-- BEGIN Given data --

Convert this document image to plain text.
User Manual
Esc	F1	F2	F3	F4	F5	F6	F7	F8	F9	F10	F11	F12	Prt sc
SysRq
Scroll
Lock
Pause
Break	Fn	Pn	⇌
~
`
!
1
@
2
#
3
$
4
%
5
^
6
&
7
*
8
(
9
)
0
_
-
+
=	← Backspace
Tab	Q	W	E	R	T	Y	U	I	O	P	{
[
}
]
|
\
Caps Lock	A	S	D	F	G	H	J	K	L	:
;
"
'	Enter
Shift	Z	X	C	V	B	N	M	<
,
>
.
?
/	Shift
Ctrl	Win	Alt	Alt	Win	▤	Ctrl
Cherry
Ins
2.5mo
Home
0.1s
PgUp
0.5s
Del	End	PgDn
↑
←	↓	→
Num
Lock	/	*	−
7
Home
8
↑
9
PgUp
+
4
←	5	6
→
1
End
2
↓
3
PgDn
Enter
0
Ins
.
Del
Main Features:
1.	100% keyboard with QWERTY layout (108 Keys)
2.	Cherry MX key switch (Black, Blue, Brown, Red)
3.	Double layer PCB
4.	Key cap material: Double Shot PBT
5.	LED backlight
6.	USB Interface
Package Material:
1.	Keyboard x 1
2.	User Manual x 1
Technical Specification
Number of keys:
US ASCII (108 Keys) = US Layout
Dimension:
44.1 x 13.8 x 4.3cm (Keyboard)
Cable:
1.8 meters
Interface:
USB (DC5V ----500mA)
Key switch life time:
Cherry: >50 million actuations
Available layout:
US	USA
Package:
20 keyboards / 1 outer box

-- END Given data --

= Goal =
Repeat the data verbatim.

= Task answer =
Convert this document image to plain text.
User Manual
Esc	F1	F2	F3	F4	F5	F6	F7	F8	F9	F10	F11	F12	Prt sc
SysRq
Scroll
Lock
Pause
Break	Fn	Pn	⇌
~
`
!
1
@
2
#
3
$
4
%
5
^
6
&
7
*
8
(
9
)
0
_
-
+
=	← Backspace
Tab	Q	W	E	R	T	Y	U	I	O	P	{
[
}
]
|
\
Caps Lock	A	S	D	F	G	H	J	K	L	:
;
"
'	Enter
Shift	Z	X	C	V	B	N	M	<
,
>
.
?
/	Shift
Ctrl	Win	Alt	Alt	Win	▤	Ctrl
Cherry
Ins
2.5mo
Home
0.1s
PgUp
0.5s
Del	End	PgDn
↑
←	↓	→
Num
Lock	/	*	−
7
Home
8
↑
9
PgUp
+
4
←	5	6
→
1
End
2
↓
3
PgDn
Enter
0
Ins
.
Del
Main Features:
1.	100% keyboard with QWERTY layout (108 Keys)
2.	Cherry MX key switch (Black, Blue, Brown, Red)
3.	Double layer PCB
4.	Key cap material: Double Shot PBT
5.	LED backlight
6.	USB Interface
Package Material:
1.	Keyboard x 1
2.	User Manual x 1
Technical Specification
Number of keys:
US ASCII (108 Keys) = US Layout
Dimension:
44.1 x 13.8 x 4.3cm (Keyboard)
Cable:
1.8 meters
Interface:
USB (DC5V ----500mA)
Key switch life time:
Cherry: >50 million actuations
Available layout:
US	USA
Package:
20 keyboards / 1 outer box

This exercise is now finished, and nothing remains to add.